# [Problems to solve]
A - In the Miss Universe Thailand 2017 article, who crowned Maria Ehren at the end of the event?
B - Retype the Miss Universe Thailand 2017 article from "The coronation pageant" up to and including "in previous years.".

# [Quoted text]

----------

- Official pageant logo
- Date: 15 July 2017
- Presenters: Hemmawat Nittayaros; Elizabeth Sadler Leenanuchai;
- Venue: Royal Paragon Hall, Siam Paragon, Bangkok, Thailand
- Broadcaster: Channel 3
- Entrants: 40
- Placements: 16
- Winner: Maria Ehren Bangkok
- Photogenic: Kanyaphatsaporn Rungruang, Surat Thani

= Miss Universe Thailand 2017 =

18th Miss Universe Thailand pageant

Miss Universe Thailand 2017 was the 18th edition of the Miss Universe Thailand pageant held at Royal Paragon Hall, Siam Paragon in Bangkok on 29 July 2017. The previous winner, Chalita Suansane from Samut Prakan crowned Maria Ehren at the end of the event.

The coronation pageant was broadcast live on Channel 3 Thailand. Ehren later represented Thailand at Miss Universe 2017 in Las Vegas, United States and finished in the top five. One of the second runners-up, Paweensuda Drouin represented Thailand at Miss Earth 2017 and reached the top eight. Drouin was the last Thai representative at Miss Earth chosen by Miss Universe Thailand, and became the first second runner-up of the pageant to compete in Miss Earth instead of first runner-up as in previous years.

----------

# [Material]
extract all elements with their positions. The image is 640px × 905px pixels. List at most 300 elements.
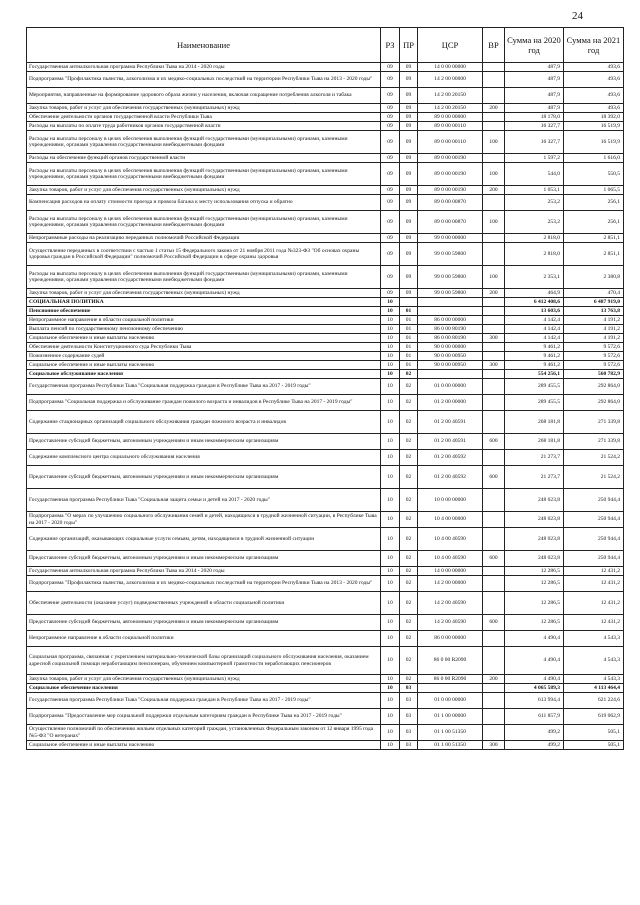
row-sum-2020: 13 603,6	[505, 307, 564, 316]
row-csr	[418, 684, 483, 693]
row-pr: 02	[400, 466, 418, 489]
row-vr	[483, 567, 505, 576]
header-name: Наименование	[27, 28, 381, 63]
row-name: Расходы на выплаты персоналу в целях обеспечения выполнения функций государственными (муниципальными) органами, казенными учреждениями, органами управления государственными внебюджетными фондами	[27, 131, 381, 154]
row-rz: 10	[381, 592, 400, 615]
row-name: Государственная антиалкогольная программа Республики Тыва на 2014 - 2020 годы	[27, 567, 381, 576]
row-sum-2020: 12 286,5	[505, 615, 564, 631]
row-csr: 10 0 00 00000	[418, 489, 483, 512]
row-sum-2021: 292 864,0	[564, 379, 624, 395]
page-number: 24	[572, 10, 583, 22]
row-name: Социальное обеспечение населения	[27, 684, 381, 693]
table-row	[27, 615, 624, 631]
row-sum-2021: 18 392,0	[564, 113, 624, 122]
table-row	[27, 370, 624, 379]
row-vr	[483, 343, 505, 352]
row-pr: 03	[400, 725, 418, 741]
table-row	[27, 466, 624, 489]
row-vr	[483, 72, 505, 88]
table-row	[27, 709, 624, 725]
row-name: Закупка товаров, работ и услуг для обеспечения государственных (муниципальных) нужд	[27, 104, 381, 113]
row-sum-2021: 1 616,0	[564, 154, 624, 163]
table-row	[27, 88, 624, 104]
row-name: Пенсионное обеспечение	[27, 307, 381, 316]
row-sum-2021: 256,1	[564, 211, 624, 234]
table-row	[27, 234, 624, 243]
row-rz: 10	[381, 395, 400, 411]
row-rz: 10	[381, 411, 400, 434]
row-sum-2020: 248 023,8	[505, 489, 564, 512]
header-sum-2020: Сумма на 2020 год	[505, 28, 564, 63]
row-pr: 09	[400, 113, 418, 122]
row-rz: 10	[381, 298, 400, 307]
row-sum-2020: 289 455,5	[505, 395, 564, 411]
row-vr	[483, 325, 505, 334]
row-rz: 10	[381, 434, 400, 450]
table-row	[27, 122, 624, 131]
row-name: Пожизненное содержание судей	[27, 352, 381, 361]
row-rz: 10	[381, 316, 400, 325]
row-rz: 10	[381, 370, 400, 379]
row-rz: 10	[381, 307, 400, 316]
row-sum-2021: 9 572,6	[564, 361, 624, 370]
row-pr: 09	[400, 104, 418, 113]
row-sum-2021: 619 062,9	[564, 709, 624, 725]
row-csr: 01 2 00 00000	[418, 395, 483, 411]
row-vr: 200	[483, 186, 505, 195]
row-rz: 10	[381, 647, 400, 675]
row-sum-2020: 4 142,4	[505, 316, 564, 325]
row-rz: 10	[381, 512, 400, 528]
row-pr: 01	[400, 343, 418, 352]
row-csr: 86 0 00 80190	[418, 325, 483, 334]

----------

# [Worked solutions]
A - Chalita Suansane, the previous winner from Samut Prakan, crowned Maria Ehren.

B -
The coronation pageant was broadcast live on Channel 3 Thailand. Ehren later represented Thailand at Miss Universe 2017 in Las Vegas, United States and finished in the top five. One of the second runners-up, Paweensuda Drouin represented Thailand at Miss Earth 2017 and reached the top eight. Drouin was the last Thai representative at Miss Earth chosen by Miss Universe Thailand, and became the first second runner-up of the pageant to compete in Miss Earth instead of first runner-up as in previous years.